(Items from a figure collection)
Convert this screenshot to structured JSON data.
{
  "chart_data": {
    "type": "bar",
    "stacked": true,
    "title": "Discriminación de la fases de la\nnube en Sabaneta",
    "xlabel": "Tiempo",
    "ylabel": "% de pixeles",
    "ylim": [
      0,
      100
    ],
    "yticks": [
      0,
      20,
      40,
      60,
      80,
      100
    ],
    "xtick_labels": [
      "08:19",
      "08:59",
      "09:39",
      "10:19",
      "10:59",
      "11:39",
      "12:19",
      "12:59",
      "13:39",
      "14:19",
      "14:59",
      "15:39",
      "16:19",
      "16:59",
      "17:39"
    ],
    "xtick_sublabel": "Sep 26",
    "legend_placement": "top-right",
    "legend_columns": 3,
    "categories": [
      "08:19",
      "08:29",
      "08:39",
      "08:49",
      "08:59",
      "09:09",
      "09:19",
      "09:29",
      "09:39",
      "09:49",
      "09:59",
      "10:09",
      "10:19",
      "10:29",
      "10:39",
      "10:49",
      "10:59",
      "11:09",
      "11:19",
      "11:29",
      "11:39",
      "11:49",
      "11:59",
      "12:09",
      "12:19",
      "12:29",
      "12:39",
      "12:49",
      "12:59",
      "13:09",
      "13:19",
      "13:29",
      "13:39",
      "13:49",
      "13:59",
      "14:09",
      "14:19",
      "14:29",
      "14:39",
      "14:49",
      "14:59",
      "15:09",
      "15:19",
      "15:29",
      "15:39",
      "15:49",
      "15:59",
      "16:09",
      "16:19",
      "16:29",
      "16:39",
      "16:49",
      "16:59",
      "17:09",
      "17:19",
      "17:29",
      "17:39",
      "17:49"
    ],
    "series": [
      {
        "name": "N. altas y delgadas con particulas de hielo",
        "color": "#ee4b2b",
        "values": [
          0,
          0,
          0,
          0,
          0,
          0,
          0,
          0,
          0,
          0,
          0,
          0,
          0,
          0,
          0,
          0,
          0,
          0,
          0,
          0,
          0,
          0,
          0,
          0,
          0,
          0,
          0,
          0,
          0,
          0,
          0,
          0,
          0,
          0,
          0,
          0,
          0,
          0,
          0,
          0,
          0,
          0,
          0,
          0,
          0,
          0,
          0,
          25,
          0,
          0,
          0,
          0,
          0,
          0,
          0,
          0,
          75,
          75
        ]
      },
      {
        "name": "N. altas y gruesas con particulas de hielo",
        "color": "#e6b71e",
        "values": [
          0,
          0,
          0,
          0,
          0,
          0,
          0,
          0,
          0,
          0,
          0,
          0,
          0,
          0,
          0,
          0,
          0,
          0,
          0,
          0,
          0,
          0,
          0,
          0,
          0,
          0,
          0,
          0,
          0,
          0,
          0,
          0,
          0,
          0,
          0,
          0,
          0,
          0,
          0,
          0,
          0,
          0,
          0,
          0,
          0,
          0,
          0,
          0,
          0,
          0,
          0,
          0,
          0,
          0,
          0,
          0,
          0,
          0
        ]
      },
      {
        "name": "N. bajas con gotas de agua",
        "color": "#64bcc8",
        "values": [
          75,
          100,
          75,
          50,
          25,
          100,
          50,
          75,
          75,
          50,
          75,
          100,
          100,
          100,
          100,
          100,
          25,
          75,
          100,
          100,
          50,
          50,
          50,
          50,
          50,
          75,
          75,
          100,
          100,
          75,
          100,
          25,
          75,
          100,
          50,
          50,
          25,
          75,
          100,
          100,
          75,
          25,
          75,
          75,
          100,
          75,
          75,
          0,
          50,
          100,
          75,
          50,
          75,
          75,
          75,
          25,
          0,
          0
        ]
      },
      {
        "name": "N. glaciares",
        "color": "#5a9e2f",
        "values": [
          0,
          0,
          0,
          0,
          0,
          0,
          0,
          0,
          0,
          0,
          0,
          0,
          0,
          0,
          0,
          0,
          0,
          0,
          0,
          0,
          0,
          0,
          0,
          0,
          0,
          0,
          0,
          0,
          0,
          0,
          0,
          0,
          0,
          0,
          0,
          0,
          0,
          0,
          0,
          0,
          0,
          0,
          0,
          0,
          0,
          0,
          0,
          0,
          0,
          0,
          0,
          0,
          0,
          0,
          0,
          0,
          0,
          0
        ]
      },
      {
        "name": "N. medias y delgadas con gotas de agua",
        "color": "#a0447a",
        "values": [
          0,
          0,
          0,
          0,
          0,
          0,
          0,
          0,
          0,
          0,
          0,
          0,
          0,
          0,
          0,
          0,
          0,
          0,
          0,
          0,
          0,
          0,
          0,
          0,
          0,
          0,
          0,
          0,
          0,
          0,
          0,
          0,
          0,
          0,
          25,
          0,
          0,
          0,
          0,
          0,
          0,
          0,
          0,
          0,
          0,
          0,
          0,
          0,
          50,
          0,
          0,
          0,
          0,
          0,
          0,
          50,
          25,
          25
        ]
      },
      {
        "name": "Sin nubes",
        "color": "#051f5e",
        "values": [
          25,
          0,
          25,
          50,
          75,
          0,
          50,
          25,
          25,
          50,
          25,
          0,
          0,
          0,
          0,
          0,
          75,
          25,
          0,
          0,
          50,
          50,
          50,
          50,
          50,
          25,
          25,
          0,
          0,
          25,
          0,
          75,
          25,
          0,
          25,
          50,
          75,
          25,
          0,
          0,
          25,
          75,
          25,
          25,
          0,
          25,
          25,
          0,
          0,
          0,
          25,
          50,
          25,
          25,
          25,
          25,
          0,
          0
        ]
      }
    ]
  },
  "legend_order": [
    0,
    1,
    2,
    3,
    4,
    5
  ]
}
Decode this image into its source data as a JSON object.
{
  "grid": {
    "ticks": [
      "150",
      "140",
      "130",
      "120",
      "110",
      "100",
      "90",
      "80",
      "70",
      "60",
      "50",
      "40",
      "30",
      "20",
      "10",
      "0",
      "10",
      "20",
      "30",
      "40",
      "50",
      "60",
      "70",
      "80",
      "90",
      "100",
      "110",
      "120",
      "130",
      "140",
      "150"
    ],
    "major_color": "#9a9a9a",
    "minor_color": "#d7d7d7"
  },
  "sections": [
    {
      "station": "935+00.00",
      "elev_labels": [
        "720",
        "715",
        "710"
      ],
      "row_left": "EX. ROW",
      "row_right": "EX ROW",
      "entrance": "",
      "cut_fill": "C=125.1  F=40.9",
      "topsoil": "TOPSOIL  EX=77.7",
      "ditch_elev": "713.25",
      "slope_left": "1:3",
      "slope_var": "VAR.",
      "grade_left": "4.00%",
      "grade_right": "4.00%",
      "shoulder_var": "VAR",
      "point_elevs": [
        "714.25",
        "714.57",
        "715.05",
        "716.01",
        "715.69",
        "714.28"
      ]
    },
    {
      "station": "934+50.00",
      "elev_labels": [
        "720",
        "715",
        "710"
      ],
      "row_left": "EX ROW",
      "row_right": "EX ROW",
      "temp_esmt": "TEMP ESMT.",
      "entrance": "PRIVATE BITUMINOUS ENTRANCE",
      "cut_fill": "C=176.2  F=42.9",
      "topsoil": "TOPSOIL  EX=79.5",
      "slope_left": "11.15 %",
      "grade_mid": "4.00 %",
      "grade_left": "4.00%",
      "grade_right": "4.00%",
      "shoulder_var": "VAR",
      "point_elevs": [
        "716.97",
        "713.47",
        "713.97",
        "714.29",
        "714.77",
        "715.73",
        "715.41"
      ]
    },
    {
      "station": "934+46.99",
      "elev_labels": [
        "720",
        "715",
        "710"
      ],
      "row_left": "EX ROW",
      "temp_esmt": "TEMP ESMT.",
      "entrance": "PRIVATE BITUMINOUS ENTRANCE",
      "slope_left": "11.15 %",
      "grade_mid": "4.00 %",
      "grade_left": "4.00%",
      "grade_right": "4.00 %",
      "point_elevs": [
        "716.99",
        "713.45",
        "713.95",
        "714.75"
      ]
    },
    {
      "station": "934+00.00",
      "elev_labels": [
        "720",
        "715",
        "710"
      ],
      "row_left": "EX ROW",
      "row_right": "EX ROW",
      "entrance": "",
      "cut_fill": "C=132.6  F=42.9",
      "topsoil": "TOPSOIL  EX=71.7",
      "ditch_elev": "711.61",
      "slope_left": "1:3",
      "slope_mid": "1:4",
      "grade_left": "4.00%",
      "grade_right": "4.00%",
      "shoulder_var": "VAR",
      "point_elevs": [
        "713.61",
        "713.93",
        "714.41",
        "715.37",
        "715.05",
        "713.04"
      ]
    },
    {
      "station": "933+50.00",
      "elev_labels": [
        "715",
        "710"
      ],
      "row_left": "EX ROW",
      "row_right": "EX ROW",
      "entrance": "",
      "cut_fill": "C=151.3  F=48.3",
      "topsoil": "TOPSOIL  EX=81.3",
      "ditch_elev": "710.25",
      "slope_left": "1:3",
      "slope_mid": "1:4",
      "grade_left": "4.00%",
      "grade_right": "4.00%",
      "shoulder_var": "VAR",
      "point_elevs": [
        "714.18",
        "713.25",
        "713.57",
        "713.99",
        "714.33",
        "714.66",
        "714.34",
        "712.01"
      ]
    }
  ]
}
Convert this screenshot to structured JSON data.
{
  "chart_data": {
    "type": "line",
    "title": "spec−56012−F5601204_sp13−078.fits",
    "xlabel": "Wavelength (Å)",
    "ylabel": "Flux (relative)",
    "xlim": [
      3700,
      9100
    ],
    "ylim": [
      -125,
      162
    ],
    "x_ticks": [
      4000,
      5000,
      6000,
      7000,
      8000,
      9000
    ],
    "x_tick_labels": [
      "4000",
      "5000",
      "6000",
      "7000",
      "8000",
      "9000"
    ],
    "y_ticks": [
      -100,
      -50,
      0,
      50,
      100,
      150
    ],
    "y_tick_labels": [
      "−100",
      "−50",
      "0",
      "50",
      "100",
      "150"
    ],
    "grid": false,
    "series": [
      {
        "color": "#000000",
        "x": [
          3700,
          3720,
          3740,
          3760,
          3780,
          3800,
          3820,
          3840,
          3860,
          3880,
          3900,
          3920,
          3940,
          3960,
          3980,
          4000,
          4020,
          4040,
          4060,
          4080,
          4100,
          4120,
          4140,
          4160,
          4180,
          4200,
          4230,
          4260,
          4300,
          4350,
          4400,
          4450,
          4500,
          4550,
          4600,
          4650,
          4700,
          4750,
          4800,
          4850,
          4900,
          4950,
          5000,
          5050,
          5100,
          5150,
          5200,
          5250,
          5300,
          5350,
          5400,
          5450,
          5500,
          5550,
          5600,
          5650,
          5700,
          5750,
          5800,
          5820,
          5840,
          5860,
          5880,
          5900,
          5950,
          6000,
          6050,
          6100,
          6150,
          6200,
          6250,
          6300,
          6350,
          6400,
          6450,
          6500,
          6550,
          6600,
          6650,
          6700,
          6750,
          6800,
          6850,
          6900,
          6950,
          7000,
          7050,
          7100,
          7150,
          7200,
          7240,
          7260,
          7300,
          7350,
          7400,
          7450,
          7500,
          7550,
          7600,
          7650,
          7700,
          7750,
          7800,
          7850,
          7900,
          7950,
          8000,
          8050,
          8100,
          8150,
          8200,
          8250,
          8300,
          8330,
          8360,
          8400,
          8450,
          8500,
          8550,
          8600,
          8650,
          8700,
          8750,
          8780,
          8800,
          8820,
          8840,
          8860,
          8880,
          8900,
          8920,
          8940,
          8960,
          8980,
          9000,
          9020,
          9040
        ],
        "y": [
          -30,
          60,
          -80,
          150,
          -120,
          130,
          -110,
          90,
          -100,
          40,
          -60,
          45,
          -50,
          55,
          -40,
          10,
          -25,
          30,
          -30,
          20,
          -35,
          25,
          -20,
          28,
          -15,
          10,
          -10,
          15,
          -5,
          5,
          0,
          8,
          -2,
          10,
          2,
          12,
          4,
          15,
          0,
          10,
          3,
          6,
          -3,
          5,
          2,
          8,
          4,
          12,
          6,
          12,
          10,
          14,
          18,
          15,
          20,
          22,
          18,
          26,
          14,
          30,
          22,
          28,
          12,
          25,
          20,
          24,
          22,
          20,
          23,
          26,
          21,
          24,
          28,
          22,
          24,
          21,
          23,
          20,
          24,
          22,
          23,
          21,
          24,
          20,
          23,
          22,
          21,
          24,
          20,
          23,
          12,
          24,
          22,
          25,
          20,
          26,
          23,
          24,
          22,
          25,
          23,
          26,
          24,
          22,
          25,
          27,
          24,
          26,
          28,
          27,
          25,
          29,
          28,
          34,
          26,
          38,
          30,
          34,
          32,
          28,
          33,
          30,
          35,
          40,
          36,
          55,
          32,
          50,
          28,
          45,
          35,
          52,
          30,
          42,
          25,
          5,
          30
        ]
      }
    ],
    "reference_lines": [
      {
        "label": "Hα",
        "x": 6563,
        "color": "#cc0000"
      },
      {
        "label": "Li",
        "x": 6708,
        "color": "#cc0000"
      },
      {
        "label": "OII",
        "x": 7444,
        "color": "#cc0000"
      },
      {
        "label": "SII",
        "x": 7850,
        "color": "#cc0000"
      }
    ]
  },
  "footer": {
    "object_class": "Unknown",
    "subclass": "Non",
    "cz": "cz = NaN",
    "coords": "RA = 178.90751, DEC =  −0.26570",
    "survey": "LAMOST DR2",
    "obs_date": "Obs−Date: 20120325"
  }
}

Stated task
Gather every line from the listing above in which the word "hielo" appears.

Output for this exercise
        "name": "N. altas y delgadas con particulas de hielo",
        "name": "N. altas y gruesas con particulas de hielo",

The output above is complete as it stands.